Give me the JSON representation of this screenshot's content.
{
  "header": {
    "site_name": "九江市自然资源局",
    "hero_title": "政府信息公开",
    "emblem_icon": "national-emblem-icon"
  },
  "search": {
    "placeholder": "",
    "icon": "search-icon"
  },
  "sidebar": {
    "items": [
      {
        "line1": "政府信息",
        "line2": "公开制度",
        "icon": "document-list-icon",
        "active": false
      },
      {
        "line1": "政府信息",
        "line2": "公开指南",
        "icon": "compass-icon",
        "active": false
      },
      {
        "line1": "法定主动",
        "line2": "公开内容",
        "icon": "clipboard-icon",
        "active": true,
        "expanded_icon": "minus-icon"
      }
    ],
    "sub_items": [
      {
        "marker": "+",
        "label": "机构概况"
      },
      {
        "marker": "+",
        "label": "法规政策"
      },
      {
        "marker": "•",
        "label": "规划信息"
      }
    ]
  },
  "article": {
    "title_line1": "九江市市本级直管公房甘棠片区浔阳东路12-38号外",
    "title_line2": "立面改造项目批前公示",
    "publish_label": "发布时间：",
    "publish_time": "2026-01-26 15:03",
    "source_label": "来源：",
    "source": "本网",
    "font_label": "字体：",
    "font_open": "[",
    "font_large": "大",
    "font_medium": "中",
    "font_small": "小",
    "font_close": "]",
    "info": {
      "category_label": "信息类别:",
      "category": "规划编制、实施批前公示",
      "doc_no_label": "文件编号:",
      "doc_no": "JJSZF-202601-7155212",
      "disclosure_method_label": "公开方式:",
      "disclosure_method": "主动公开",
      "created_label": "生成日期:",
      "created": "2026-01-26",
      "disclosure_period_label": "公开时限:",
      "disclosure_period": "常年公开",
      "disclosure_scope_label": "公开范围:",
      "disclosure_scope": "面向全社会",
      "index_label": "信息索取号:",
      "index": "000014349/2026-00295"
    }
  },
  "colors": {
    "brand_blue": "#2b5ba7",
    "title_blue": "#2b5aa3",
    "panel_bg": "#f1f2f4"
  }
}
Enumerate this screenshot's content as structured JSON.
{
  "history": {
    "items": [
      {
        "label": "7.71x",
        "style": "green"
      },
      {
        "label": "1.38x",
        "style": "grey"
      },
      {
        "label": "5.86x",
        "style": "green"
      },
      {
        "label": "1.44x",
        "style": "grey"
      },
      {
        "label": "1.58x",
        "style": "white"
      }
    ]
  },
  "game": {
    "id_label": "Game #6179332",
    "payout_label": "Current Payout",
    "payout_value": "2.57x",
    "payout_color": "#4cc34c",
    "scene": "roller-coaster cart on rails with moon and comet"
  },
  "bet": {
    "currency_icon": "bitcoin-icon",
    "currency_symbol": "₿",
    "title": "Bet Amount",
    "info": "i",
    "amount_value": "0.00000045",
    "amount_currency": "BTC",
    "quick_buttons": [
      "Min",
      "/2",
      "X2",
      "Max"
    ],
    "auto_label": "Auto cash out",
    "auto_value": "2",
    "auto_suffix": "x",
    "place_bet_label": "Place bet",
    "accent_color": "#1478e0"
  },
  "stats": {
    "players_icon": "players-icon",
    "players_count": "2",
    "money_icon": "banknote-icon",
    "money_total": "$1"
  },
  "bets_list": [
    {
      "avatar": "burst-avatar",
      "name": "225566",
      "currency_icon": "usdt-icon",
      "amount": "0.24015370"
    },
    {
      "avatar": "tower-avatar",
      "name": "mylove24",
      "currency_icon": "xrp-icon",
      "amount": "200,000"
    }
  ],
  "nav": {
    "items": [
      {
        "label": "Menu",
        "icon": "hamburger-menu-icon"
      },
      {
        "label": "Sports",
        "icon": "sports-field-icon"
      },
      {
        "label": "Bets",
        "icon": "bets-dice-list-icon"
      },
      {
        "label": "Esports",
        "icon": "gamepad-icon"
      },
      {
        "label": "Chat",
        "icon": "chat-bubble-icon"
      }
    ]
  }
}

:::

**Exercise**:
Gather up every line from the listing above in which the word "content" occurs.

**Result of the task**:
Give me the JSON representation of this screenshot's content.
Enumerate this screenshot's content as structured JSON.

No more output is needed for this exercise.